AIM OF THE EXERCISE: Your task is to give the listing below back word for word, pictures excluded.

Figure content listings
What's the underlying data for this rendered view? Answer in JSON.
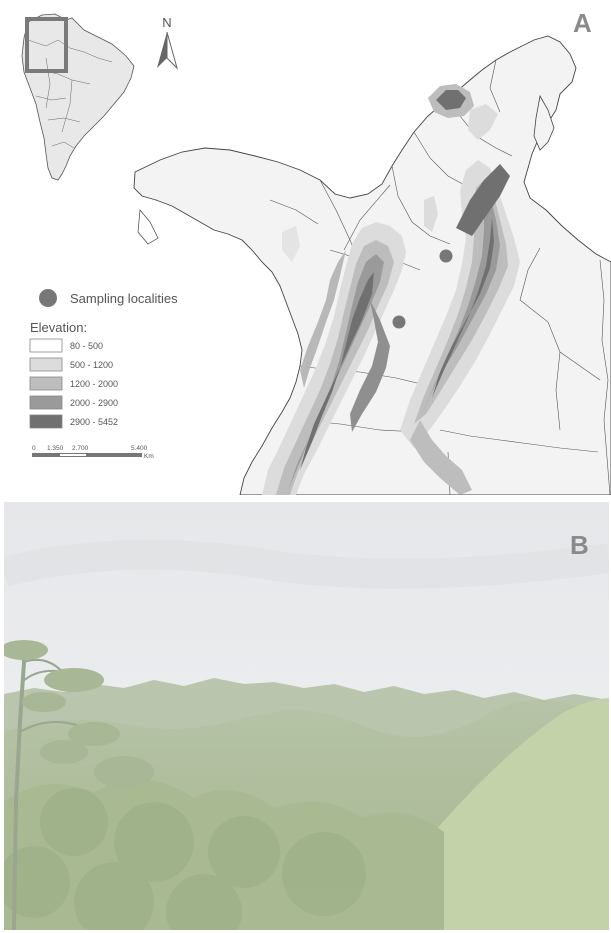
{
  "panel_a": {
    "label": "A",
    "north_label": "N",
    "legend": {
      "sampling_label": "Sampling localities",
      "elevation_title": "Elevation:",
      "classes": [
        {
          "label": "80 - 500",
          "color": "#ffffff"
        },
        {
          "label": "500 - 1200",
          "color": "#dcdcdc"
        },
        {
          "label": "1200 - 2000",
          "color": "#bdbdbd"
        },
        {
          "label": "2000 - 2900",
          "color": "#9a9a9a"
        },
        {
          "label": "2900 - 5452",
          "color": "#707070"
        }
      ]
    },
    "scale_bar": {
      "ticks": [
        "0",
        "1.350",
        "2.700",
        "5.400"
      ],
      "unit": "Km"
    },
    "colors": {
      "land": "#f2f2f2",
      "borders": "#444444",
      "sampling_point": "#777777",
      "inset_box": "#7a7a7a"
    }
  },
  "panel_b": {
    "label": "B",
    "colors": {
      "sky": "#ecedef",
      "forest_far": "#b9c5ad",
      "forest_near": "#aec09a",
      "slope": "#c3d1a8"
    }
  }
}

WRITTEN RESPONSE:
What's the underlying data for this rendered view? Answer in JSON.
{
  "panel_a": {
    "label": "A",
    "north_label": "N",
    "legend": {
      "sampling_label": "Sampling localities",
      "elevation_title": "Elevation:",
      "classes": [
        {
          "label": "80 - 500",
          "color": "#ffffff"
        },
        {
          "label": "500 - 1200",
          "color": "#dcdcdc"
        },
        {
          "label": "1200 - 2000",
          "color": "#bdbdbd"
        },
        {
          "label": "2000 - 2900",
          "color": "#9a9a9a"
        },
        {
          "label": "2900 - 5452",
          "color": "#707070"
        }
      ]
    },
    "scale_bar": {
      "ticks": [
        "0",
        "1.350",
        "2.700",
        "5.400"
      ],
      "unit": "Km"
    },
    "colors": {
      "land": "#f2f2f2",
      "borders": "#444444",
      "sampling_point": "#777777",
      "inset_box": "#7a7a7a"
    }
  },
  "panel_b": {
    "label": "B",
    "colors": {
      "sky": "#ecedef",
      "forest_far": "#b9c5ad",
      "forest_near": "#aec09a",
      "slope": "#c3d1a8"
    }
  }
}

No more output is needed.